WRITTEN EXERCISE> Check every line of the entries for "условий", and copy the lines that hold it.

⁂

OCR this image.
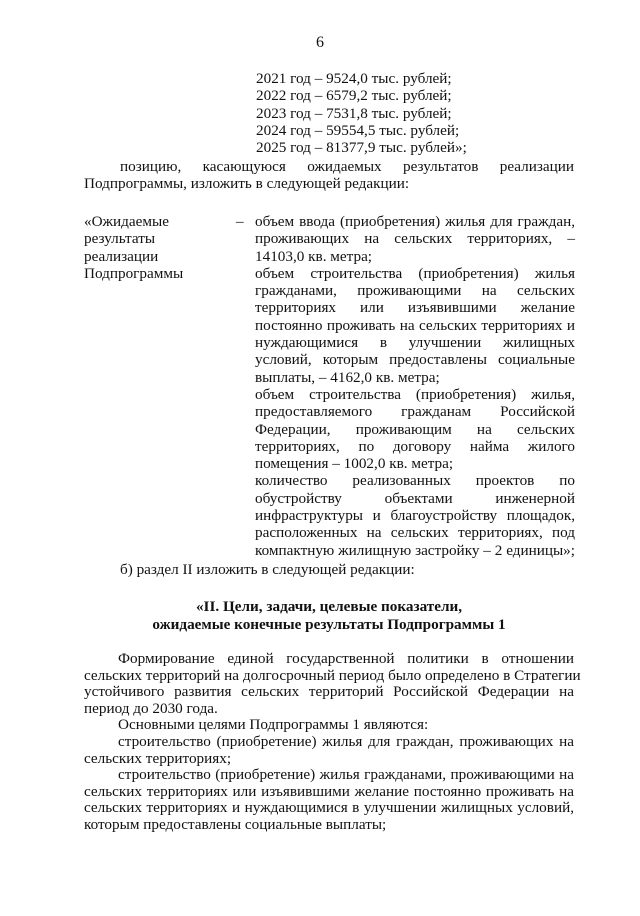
6
2021 год – 9524,0 тыс. рублей;
2022 год – 6579,2 тыс. рублей;
2023 год – 7531,8 тыс. рублей;
2024 год – 59554,5 тыс. рублей;
2025 год – 81377,9 тыс. рублей»;
позицию, касающуюся ожидаемых результатов реализации
Подпрограммы, изложить в следующей редакции:
«Ожидаемые
результаты
реализации
Подпрограммы
– объем ввода (приобретения) жилья для граждан,
проживающих на сельских территориях, –
14103,0 кв. метра;
объем строительства (приобретения) жилья
гражданами, проживающими на сельских
территориях или изъявившими желание
постоянно проживать на сельских территориях и
нуждающимися в улучшении жилищных
условий, которым предоставлены социальные
выплаты, – 4162,0 кв. метра;
объем строительства (приобретения) жилья,
предоставляемого гражданам Российской
Федерации, проживающим на сельских
территориях, по договору найма жилого
помещения – 1002,0 кв. метра;
количество реализованных проектов по
обустройству объектами инженерной
инфраструктуры и благоустройству площадок,
расположенных на сельских территориях, под
компактную жилищную застройку – 2 единицы»;
б) раздел II изложить в следующей редакции:
«II. Цели, задачи, целевые показатели,
ожидаемые конечные результаты Подпрограммы 1
Формирование единой государственной политики в отношении
сельских территорий на долгосрочный период было определено в Стратегии
устойчивого развития сельских территорий Российской Федерации на
период до 2030 года.
Основными целями Подпрограммы 1 являются:
строительство (приобретение) жилья для граждан, проживающих на
сельских территориях;
строительство (приобретение) жилья гражданами, проживающими на
сельских территориях или изъявившими желание постоянно проживать на
сельских территориях и нуждающимися в улучшении жилищных условий,
которым предоставлены социальные выплаты;
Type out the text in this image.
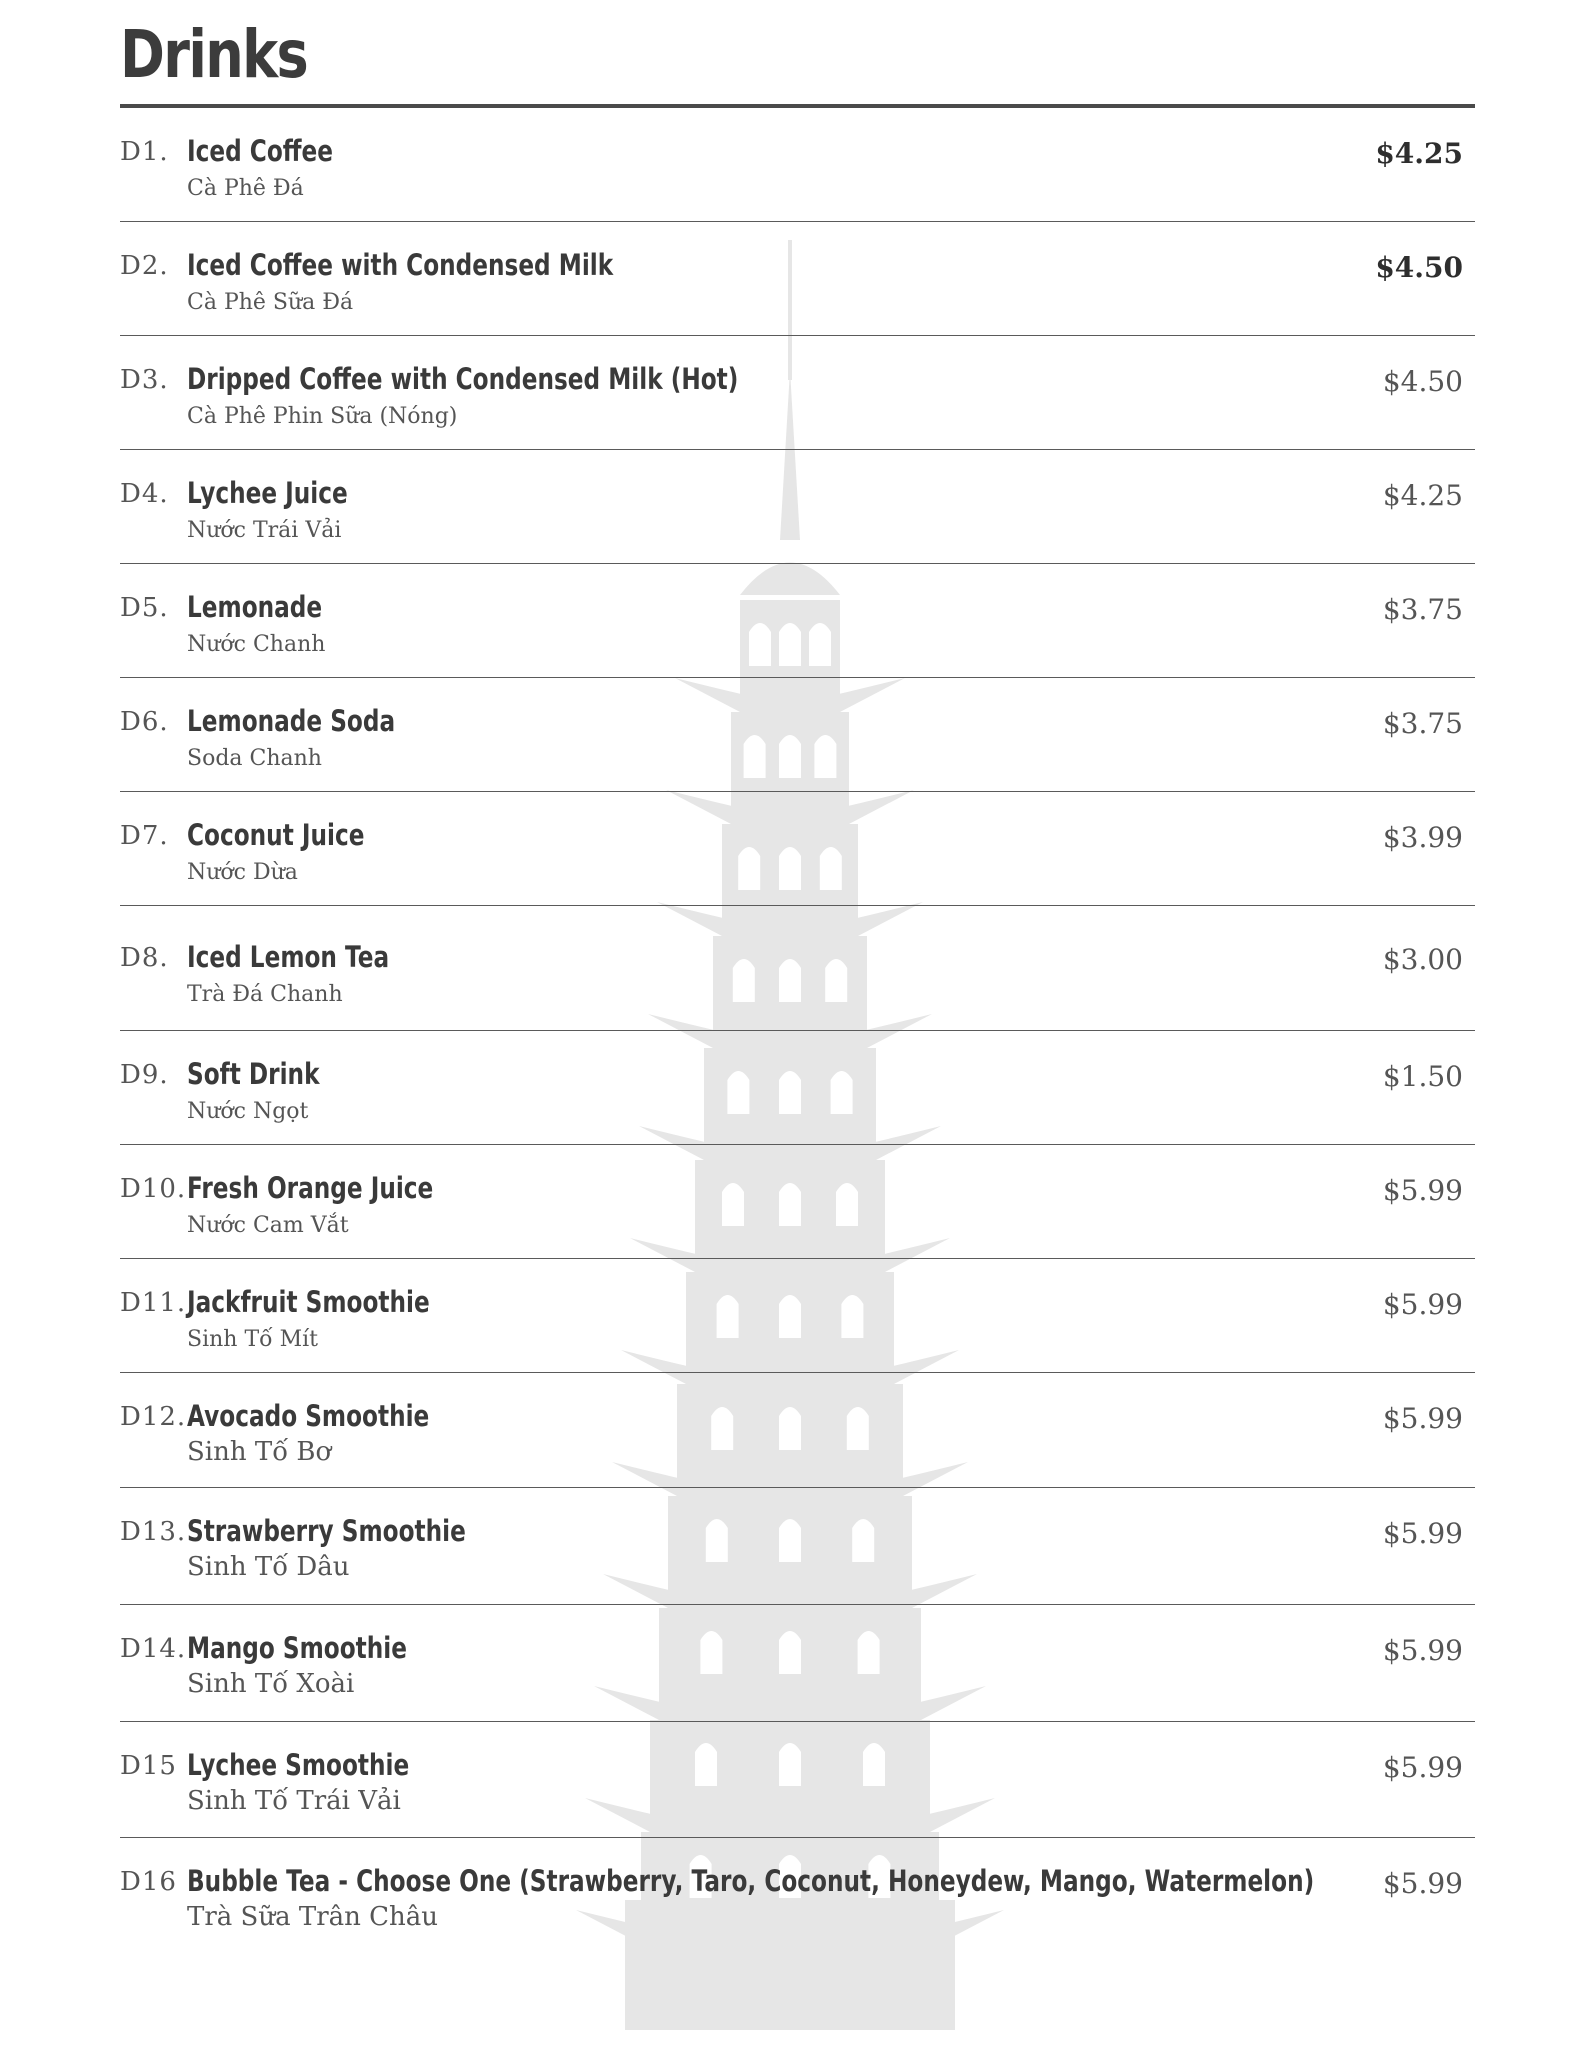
Drinks
D1. Iced Coffee
Cà Phê Đá
$4.25
D2. Iced Coffee with Condensed Milk
Cà Phê Sữa Đá
$4.50
D3. Dripped Coffee with Condensed Milk (Hot)
Cà Phê Phin Sữa (Nóng)
$4.50
D4. Lychee Juice
Nước Trái Vải
$4.25
D5. Lemonade
Nước Chanh
$3.75
D6. Lemonade Soda
Soda Chanh
$3.75
D7. Coconut Juice
Nước Dừa
$3.99
D8. Iced Lemon Tea
Trà Đá Chanh
$3.00
D9. Soft Drink
Nước Ngọt
$1.50
D10. Fresh Orange Juice
Nước Cam Vắt
$5.99
D11. Jackfruit Smoothie
Sinh Tố Mít
$5.99
D12. Avocado Smoothie
Sinh Tố Bơ
$5.99
D13. Strawberry Smoothie
Sinh Tố Dâu
$5.99
D14. Mango Smoothie
Sinh Tố Xoài
$5.99
D15 Lychee Smoothie
Sinh Tố Trái Vải
$5.99
D16 Bubble Tea - Choose One (Strawberry, Taro, Coconut, Honeydew, Mango, Watermelon)
Trà Sữa Trân Châu
$5.99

⁂

THE REPLY>
условий, которым предоставлены социальные
сельских территориях и нуждающимися в улучшении жилищных условий,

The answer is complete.